## EXERCISE INPUT

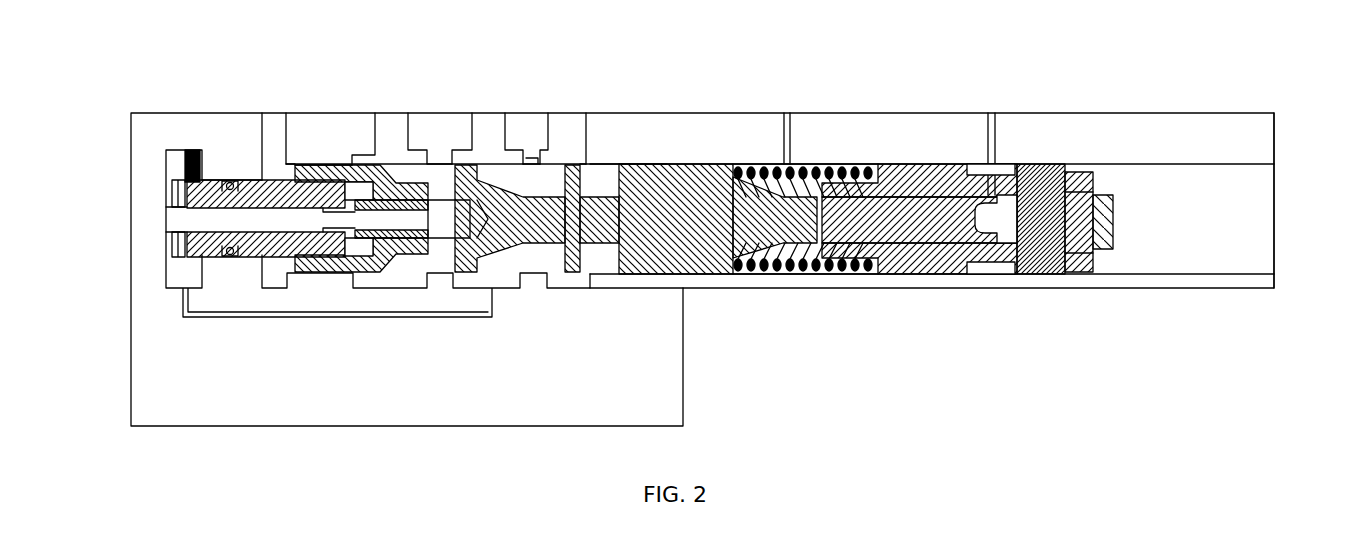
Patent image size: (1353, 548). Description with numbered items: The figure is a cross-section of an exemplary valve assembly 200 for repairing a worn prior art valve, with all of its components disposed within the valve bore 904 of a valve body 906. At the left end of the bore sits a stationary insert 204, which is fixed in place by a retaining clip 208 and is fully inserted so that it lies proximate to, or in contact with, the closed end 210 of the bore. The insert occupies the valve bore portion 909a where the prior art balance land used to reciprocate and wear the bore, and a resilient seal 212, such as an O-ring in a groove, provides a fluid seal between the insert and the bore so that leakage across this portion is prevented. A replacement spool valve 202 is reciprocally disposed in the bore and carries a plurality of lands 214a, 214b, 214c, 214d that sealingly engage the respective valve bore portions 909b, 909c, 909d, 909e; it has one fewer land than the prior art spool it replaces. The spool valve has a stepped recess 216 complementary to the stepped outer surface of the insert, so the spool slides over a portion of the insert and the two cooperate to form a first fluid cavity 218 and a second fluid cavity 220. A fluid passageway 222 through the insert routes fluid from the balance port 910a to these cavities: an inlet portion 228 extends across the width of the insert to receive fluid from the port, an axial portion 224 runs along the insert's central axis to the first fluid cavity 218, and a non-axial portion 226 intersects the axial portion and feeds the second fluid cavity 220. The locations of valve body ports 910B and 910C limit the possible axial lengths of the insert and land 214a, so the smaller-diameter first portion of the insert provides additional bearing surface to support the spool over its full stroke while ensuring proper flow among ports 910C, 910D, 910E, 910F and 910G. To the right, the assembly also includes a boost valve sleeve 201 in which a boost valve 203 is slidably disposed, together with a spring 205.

The valve assembly 200 is at (1222, 56).
The boost valve sleeve 201 is at (1048, 272).
The replacement spool valve 202 is at (654, 284).
The boost valve 203 is at (884, 225).
The stationary insert 204 is at (180, 202).
The spring 205 is at (780, 270).
The retaining clip 208 is at (192, 150).
The closed end 210 is at (170, 238).
The resilient seal 212 is at (230, 256).
The land 214a is at (365, 258).
The land 214b is at (447, 242).
The land 214c is at (578, 163).
The land 214d is at (687, 177).
The recess 216 is at (356, 190).
The first fluid cavity 218 is at (450, 228).
The second fluid cavity 220 is at (353, 246).
The fluid passageway 222 is at (172, 216).
The axial portion 224 is at (250, 220).
The non-axial portion 226 is at (331, 234).
The inlet portion 228 is at (180, 260).
The valve bore 904 is at (1264, 236).
The valve body 906 is at (1066, 122).
The valve bore portion 909a is at (258, 178).
The valve bore portion 909b is at (354, 163).
The valve bore portion 909c is at (429, 162).
The valve bore portion 909d is at (534, 153).
The valve bore portion 909e is at (666, 162).
The balance port 910a is at (218, 318).
The valve body port 910B is at (278, 112).
The valve body port 910C is at (387, 112).
The valve body port 910D is at (485, 112).
The valve body port 910E is at (565, 112).
The valve body port 910F is at (788, 112).
The valve body port 910G is at (990, 112).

## YOUR TASK
Reproduce these lines with "cross-section" replaced by "sectional view" and everything else unchanged. Omit the pictures.

## FINISHED TASK
Patent image size: (1353, 548). Description with numbered items: The figure is a sectional view of an exemplary valve assembly 200 for repairing a worn prior art valve, with all of its components disposed within the valve bore 904 of a valve body 906. At the left end of the bore sits a stationary insert 204, which is fixed in place by a retaining clip 208 and is fully inserted so that it lies proximate to, or in contact with, the closed end 210 of the bore. The insert occupies the valve bore portion 909a where the prior art balance land used to reciprocate and wear the bore, and a resilient seal 212, such as an O-ring in a groove, provides a fluid seal between the insert and the bore so that leakage across this portion is prevented. A replacement spool valve 202 is reciprocally disposed in the bore and carries a plurality of lands 214a, 214b, 214c, 214d that sealingly engage the respective valve bore portions 909b, 909c, 909d, 909e; it has one fewer land than the prior art spool it replaces. The spool valve has a stepped recess 216 complementary to the stepped outer surface of the insert, so the spool slides over a portion of the insert and the two cooperate to form a first fluid cavity 218 and a second fluid cavity 220. A fluid passageway 222 through the insert routes fluid from the balance port 910a to these cavities: an inlet portion 228 extends across the width of the insert to receive fluid from the port, an axial portion 224 runs along the insert's central axis to the first fluid cavity 218, and a non-axial portion 226 intersects the axial portion and feeds the second fluid cavity 220. The locations of valve body ports 910B and 910C limit the possible axial lengths of the insert and land 214a, so the smaller-diameter first portion of the insert provides additional bearing surface to support the spool over its full stroke while ensuring proper flow among ports 910C, 910D, 910E, 910F and 910G. To the right, the assembly also includes a boost valve sleeve 201 in which a boost valve 203 is slidably disposed, together with a spring 205.

The valve assembly 200 is at (1222, 56).
The boost valve sleeve 201 is at (1048, 272).
The replacement spool valve 202 is at (654, 284).
The boost valve 203 is at (884, 225).
The stationary insert 204 is at (180, 202).
The spring 205 is at (780, 270).
The retaining clip 208 is at (192, 150).
The closed end 210 is at (170, 238).
The resilient seal 212 is at (230, 256).
The land 214a is at (365, 258).
The land 214b is at (447, 242).
The land 214c is at (578, 163).
The land 214d is at (687, 177).
The recess 216 is at (356, 190).
The first fluid cavity 218 is at (450, 228).
The second fluid cavity 220 is at (353, 246).
The fluid passageway 222 is at (172, 216).
The axial portion 224 is at (250, 220).
The non-axial portion 226 is at (331, 234).
The inlet portion 228 is at (180, 260).
The valve bore 904 is at (1264, 236).
The valve body 906 is at (1066, 122).
The valve bore portion 909a is at (258, 178).
The valve bore portion 909b is at (354, 163).
The valve bore portion 909c is at (429, 162).
The valve bore portion 909d is at (534, 153).
The valve bore portion 909e is at (666, 162).
The balance port 910a is at (218, 318).
The valve body port 910B is at (278, 112).
The valve body port 910C is at (387, 112).
The valve body port 910D is at (485, 112).
The valve body port 910E is at (565, 112).
The valve body port 910F is at (788, 112).
The valve body port 910G is at (990, 112).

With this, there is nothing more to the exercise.